-- begin --

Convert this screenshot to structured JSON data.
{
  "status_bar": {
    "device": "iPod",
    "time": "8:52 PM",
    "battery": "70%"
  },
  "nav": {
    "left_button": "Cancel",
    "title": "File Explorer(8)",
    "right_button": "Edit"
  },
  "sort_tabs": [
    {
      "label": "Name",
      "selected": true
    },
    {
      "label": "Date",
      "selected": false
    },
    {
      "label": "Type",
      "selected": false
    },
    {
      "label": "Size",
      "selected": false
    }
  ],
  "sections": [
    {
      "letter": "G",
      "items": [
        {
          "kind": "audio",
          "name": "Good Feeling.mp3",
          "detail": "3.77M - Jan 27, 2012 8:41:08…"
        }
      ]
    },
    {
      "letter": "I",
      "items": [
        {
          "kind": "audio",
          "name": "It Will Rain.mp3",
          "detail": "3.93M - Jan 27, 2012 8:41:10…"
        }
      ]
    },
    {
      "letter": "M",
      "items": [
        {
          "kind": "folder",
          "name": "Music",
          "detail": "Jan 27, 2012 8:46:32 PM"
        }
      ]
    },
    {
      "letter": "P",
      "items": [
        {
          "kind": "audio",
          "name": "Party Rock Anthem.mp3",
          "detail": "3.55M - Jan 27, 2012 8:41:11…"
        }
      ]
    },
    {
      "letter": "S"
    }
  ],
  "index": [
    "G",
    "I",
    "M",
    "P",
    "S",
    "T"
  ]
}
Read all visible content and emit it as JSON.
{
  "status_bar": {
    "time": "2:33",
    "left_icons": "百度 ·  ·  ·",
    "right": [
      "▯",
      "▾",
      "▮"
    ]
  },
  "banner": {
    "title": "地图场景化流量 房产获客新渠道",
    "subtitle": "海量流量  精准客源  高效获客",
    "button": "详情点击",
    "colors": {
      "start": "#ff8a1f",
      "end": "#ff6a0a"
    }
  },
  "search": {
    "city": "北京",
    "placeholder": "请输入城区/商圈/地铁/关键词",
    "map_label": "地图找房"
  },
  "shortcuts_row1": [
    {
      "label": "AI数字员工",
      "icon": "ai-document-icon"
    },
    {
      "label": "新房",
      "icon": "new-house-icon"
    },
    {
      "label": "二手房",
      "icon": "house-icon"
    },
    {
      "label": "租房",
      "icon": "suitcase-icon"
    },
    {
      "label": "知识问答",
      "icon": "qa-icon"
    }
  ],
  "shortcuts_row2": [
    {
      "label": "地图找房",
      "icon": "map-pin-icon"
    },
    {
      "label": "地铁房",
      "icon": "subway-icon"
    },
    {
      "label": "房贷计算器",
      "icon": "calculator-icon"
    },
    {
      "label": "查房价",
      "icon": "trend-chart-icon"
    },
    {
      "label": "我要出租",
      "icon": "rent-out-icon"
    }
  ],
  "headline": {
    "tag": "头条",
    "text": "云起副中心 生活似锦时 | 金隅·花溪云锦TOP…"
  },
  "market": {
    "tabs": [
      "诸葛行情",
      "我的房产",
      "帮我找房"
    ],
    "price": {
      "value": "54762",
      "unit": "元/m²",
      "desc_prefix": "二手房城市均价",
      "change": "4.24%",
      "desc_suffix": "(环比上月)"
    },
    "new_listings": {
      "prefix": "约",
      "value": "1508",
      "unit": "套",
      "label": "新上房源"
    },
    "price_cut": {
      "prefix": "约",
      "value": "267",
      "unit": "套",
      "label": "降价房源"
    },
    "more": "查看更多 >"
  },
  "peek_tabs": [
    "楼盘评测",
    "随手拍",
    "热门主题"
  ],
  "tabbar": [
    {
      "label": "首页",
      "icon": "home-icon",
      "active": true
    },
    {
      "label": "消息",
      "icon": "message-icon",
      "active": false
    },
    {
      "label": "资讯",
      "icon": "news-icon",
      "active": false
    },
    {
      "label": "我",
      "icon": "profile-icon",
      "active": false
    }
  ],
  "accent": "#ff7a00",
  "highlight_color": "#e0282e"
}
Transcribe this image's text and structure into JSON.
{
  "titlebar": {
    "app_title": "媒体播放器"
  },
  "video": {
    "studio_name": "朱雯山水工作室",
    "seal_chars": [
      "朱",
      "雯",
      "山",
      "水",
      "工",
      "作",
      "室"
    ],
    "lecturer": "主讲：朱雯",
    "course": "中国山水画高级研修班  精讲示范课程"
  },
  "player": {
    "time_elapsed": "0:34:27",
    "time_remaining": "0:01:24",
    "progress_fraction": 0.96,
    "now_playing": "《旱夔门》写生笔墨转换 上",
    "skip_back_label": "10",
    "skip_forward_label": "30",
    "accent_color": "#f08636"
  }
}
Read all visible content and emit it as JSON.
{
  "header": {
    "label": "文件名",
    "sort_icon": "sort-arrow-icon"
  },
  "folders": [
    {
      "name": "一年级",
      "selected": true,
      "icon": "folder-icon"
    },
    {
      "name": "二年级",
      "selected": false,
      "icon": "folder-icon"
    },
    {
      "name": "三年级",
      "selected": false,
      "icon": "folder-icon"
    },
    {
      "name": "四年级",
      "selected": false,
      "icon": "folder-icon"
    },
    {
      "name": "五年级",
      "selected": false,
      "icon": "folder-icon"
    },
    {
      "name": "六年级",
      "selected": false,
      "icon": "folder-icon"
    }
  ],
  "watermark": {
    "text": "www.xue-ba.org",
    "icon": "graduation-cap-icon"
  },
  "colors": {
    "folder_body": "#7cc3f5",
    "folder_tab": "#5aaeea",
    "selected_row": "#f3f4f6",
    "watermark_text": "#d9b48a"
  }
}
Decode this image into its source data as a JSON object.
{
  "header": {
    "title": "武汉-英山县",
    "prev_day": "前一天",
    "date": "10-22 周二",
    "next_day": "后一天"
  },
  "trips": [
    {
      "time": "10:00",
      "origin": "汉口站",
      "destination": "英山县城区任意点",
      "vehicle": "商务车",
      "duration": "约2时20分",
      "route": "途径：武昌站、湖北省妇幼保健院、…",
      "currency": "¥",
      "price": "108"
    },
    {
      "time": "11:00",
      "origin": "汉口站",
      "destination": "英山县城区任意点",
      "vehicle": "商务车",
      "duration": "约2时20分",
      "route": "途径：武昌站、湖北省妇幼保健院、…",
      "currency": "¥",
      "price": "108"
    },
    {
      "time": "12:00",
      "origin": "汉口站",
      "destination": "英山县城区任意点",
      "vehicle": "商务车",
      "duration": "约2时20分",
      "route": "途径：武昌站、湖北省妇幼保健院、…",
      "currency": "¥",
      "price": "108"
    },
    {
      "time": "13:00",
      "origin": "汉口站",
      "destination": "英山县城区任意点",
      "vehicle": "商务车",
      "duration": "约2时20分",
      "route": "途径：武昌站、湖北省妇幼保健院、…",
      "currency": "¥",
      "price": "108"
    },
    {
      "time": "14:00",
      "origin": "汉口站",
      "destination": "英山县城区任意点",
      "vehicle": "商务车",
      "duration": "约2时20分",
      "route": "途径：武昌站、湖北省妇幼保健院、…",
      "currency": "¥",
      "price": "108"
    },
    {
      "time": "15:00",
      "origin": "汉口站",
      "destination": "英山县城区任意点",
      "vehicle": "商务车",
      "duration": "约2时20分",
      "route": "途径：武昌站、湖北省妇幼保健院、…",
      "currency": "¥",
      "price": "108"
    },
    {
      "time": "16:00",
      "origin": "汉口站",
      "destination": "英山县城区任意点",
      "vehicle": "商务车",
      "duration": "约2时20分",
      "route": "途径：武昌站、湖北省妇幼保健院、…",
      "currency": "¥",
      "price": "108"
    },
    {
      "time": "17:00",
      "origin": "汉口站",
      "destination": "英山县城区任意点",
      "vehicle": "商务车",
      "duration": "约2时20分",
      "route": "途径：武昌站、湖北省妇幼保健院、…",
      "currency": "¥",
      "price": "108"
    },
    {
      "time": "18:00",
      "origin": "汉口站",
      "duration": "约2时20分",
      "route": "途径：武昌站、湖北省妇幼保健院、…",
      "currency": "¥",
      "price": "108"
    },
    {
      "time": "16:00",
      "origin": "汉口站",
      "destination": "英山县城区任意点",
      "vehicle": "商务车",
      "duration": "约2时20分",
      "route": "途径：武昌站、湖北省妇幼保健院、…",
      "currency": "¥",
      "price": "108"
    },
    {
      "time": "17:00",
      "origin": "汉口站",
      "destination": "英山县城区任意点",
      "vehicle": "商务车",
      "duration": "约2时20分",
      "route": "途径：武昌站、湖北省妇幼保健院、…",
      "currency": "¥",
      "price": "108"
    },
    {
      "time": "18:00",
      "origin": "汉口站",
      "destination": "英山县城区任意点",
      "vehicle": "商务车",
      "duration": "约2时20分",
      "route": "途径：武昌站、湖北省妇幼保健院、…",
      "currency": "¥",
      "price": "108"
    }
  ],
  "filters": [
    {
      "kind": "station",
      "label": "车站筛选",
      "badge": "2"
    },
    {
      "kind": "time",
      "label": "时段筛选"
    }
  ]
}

-- end --

Find the string "detail" in the listing and return every line that holds it.

          "detail": "3.77M - Jan 27, 2012 8:41:08…"
          "detail": "3.93M - Jan 27, 2012 8:41:10…"
          "detail": "Jan 27, 2012 8:46:32 PM"
          "detail": "3.55M - Jan 27, 2012 8:41:11…"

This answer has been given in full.